* [Collected data]:
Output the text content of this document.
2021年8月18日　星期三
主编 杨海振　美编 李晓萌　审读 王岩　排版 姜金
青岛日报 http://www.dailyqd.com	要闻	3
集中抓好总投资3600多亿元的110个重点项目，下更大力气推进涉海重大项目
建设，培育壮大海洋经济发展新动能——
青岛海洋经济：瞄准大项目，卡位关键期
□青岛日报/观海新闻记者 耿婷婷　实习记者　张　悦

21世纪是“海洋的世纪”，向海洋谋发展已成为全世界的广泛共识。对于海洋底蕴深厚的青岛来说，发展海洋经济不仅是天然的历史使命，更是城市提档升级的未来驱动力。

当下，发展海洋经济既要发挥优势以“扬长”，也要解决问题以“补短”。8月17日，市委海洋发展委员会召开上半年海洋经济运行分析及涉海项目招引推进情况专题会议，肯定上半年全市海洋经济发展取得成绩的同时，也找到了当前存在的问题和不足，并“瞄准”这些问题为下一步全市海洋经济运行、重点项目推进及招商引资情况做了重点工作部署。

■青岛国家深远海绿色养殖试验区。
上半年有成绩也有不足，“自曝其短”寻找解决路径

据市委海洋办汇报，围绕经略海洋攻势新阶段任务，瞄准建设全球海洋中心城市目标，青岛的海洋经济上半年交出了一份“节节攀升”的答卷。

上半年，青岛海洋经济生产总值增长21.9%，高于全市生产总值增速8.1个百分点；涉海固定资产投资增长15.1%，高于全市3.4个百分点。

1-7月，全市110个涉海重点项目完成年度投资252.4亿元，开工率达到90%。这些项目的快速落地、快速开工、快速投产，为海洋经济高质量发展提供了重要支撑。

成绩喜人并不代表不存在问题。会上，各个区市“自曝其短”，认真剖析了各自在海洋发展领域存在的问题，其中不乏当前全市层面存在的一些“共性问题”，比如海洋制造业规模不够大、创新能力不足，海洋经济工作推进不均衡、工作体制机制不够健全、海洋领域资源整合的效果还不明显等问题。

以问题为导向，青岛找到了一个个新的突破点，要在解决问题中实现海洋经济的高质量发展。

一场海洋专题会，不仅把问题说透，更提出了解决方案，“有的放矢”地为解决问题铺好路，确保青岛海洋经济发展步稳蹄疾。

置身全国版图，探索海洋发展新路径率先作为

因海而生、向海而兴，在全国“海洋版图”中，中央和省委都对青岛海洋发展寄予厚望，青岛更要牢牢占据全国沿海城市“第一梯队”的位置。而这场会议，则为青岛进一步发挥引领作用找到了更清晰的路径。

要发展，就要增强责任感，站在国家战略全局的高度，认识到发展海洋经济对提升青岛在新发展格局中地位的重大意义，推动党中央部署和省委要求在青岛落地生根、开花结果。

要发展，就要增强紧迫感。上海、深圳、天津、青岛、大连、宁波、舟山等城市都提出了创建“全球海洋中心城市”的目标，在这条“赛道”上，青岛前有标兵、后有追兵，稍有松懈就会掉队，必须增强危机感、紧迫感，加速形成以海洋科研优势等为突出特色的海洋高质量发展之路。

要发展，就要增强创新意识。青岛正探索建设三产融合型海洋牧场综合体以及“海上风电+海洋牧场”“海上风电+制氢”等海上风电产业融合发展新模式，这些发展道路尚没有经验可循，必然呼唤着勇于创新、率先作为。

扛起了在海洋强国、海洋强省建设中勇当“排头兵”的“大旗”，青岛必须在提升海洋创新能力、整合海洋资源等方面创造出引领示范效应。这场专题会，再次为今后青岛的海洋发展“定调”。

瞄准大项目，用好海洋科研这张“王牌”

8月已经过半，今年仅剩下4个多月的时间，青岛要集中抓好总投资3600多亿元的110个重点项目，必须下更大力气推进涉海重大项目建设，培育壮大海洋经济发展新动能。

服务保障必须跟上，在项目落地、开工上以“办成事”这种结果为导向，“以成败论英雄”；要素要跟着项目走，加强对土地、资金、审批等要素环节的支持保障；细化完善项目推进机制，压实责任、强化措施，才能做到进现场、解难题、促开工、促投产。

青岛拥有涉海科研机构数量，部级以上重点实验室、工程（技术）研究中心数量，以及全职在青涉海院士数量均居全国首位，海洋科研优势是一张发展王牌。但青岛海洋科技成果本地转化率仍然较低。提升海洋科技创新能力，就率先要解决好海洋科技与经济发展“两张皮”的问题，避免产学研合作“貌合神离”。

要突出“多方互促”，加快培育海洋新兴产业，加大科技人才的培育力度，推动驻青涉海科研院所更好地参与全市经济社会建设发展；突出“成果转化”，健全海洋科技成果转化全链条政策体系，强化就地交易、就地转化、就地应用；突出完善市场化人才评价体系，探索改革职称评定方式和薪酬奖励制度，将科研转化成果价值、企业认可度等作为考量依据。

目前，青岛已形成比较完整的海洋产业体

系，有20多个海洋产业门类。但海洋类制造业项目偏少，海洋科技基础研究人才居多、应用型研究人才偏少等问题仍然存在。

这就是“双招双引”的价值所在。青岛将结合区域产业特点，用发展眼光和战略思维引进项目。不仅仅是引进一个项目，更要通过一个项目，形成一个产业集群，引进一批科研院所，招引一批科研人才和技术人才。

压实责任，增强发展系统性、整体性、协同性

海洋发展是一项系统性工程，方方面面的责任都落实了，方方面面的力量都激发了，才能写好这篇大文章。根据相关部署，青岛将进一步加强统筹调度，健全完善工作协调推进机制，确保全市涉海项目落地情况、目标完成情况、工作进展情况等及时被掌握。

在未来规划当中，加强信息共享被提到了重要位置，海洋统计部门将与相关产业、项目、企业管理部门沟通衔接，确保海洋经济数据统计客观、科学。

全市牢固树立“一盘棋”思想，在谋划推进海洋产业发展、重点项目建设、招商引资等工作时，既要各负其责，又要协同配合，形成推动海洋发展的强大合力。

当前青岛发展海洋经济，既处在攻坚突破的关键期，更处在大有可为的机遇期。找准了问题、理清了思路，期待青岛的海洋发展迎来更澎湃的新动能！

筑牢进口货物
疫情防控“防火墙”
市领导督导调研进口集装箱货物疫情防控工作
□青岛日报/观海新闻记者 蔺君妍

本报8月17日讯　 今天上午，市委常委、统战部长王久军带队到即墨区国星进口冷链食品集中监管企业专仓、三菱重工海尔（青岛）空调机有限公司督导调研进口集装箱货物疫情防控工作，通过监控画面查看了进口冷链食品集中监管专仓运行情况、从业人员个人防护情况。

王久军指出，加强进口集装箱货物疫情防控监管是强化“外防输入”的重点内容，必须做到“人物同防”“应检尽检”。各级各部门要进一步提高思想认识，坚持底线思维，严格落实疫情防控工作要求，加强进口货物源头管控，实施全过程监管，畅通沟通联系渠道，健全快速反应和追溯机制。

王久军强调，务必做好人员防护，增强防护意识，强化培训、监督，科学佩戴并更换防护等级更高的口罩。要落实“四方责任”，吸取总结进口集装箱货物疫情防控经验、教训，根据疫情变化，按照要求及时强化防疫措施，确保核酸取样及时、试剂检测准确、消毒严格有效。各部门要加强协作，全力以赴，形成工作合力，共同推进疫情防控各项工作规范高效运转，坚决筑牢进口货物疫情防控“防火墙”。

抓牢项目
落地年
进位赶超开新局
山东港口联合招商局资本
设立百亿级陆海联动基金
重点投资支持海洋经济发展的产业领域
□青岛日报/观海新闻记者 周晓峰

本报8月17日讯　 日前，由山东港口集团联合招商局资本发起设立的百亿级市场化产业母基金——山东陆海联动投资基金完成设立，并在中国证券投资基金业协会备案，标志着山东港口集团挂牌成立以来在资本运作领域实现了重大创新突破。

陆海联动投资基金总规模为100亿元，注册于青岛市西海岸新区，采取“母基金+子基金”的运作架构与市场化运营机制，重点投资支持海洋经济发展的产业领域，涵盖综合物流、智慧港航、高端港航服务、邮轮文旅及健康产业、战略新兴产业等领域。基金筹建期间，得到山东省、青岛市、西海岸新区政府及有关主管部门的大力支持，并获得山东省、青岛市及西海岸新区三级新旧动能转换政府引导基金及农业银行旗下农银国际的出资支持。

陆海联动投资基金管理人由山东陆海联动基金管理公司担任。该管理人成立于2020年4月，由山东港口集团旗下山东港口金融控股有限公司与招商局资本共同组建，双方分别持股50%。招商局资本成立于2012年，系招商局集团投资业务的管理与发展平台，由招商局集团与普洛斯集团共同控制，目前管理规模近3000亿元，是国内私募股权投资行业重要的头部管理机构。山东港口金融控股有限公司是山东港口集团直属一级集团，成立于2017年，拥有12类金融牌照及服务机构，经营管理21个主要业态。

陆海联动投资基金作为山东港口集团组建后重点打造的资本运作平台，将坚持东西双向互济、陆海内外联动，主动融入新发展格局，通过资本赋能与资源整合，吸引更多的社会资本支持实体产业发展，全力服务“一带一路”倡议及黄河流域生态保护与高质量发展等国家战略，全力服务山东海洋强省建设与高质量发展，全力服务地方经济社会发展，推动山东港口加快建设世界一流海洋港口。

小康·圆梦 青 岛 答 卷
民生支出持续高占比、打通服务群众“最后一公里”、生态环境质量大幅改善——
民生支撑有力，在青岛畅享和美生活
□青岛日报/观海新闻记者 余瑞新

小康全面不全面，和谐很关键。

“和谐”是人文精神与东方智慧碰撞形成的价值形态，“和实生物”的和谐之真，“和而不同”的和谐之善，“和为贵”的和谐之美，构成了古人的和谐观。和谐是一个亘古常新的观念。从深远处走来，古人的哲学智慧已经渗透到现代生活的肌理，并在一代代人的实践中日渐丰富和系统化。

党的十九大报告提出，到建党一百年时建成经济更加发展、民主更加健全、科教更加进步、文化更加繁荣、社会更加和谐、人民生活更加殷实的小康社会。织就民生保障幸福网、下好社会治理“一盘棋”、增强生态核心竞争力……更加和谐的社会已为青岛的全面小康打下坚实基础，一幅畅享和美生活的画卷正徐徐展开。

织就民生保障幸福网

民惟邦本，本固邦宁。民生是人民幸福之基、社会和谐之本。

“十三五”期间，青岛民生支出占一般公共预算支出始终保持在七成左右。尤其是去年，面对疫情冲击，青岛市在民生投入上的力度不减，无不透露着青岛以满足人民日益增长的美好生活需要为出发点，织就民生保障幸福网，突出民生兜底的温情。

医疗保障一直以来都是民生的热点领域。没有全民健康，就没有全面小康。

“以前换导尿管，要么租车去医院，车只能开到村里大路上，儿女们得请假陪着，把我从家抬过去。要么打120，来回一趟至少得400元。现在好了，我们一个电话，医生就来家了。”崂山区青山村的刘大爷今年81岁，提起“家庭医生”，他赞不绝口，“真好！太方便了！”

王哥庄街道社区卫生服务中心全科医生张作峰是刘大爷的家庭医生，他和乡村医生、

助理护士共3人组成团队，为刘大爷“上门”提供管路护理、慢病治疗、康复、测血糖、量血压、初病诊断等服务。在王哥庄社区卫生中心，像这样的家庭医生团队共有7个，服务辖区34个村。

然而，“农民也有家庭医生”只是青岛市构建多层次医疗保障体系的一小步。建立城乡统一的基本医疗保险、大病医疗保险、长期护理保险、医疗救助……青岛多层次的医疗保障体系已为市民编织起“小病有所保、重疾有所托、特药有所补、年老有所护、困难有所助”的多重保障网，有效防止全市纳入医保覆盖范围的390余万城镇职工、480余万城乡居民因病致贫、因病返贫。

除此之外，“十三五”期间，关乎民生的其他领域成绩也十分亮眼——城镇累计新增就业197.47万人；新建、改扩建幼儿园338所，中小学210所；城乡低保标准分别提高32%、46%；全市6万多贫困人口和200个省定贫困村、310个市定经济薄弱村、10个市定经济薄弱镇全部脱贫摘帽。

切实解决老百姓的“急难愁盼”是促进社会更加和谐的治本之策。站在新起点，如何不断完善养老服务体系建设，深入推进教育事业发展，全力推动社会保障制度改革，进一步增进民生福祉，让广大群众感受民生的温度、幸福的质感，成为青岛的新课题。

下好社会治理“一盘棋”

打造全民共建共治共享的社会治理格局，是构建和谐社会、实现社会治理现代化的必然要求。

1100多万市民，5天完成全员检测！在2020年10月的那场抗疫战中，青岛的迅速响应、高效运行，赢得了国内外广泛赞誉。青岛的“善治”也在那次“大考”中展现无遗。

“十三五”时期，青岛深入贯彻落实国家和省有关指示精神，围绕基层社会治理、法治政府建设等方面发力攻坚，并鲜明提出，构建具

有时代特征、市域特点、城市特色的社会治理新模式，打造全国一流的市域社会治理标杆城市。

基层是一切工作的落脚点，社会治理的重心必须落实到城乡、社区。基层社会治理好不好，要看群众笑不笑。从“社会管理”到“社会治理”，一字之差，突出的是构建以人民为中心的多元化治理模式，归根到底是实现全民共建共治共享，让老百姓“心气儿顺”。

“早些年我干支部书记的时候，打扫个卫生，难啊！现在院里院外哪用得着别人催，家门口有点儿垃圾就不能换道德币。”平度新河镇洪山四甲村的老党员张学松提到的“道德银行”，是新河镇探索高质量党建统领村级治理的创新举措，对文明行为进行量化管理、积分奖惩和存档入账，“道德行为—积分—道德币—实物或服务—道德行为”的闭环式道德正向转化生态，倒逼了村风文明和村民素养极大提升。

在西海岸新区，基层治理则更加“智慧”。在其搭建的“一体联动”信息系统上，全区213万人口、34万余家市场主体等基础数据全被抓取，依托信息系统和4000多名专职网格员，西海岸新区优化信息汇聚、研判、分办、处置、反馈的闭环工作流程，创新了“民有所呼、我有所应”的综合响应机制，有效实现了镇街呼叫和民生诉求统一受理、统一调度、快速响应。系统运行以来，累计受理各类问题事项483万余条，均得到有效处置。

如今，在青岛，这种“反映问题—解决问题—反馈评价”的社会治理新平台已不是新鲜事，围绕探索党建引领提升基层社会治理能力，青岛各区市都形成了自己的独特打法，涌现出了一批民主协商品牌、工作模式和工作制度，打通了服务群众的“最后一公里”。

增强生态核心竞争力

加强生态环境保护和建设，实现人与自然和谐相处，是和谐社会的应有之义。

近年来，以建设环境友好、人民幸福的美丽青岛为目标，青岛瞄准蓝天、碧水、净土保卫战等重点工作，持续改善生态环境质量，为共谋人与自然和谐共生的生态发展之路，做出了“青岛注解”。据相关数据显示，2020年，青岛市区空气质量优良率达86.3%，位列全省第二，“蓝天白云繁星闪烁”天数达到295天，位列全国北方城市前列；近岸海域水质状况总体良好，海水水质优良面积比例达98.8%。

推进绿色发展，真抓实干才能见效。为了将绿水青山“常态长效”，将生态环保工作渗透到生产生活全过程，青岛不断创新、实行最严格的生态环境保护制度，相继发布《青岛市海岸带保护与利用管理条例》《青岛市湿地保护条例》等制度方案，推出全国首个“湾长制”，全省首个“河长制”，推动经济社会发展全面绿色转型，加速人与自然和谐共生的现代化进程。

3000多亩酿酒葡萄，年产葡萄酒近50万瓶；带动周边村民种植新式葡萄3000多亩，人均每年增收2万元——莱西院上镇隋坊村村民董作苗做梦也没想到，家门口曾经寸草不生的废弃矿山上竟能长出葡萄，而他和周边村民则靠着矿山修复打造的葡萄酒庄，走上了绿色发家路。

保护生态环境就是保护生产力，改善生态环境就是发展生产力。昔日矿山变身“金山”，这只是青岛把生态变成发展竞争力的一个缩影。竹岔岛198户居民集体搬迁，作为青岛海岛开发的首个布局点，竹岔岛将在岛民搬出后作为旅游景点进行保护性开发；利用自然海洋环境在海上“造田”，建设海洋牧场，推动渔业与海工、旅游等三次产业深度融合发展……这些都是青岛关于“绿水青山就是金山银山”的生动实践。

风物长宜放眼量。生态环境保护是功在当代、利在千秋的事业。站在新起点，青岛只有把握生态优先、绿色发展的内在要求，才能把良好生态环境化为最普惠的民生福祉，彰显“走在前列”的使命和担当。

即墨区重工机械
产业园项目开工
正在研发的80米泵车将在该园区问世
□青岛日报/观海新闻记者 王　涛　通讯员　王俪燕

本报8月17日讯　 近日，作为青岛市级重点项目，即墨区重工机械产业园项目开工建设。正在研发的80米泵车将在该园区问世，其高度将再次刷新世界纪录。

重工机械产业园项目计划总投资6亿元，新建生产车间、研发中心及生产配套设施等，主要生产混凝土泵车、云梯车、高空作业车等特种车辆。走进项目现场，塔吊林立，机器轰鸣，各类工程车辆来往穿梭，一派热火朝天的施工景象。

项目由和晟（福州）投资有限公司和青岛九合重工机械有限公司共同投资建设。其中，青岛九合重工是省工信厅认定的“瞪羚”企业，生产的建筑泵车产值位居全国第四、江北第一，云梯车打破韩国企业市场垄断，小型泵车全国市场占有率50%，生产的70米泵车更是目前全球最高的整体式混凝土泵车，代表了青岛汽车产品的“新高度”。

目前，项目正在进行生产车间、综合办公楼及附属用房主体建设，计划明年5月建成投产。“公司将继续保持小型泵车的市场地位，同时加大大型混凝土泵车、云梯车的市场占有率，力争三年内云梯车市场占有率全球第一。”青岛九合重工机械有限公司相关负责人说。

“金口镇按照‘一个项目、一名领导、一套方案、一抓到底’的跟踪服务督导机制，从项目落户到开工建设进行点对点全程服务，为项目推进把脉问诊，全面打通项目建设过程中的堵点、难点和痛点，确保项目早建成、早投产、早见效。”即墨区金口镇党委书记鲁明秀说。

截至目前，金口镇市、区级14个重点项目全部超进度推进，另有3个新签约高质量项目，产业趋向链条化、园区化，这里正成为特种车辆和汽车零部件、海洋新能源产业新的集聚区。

* [Task details]: Return every line above in which the string "织就民生保障幸福网" occurs.

* [The reply]:
党的十九大报告提出，到建党一百年时建成经济更加发展、民主更加健全、科教更加进步、文化更加繁荣、社会更加和谐、人民生活更加殷实的小康社会。织就民生保障幸福网、下好社会治理“一盘棋”、增强生态核心竞争力……更加和谐的社会已为青岛的全面小康打下坚实基础，一幅畅享和美生活的画卷正徐徐展开。
织就民生保障幸福网
“十三五”期间，青岛民生支出占一般公共预算支出始终保持在七成左右。尤其是去年，面对疫情冲击，青岛市在民生投入上的力度不减，无不透露着青岛以满足人民日益增长的美好生活需要为出发点，织就民生保障幸福网，突出民生兜底的温情。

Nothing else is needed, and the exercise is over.